Find every line with the word "komma" and report how many there are, without any other text.

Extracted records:

Start

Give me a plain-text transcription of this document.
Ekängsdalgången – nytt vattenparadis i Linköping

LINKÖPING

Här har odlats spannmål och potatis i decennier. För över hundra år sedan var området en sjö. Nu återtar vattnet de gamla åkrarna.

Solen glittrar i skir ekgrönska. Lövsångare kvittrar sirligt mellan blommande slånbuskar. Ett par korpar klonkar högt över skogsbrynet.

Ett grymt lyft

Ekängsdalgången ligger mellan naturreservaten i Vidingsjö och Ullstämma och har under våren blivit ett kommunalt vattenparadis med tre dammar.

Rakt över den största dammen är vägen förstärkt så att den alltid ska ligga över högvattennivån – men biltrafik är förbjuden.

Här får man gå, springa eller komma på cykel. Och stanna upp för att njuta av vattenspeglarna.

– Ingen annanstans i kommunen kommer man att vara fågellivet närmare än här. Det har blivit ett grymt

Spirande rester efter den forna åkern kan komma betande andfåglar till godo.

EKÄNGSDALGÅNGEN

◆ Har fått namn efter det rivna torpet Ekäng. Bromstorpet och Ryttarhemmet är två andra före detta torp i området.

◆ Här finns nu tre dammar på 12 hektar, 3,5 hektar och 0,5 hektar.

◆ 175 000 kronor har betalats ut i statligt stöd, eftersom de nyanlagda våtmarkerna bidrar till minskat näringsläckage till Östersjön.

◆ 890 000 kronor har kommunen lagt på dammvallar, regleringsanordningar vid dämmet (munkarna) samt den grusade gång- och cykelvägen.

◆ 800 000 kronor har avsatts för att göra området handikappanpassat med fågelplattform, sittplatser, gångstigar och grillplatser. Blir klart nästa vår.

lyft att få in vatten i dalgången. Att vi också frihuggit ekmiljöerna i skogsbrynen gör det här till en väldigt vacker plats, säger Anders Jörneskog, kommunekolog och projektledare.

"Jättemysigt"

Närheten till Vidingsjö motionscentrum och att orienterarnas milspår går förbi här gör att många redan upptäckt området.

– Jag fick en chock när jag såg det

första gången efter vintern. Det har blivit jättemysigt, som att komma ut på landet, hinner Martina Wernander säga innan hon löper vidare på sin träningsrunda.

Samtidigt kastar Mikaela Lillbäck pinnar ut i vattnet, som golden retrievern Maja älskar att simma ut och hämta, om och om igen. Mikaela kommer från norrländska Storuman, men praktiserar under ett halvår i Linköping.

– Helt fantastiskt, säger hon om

End

FULL OUTPUT: 3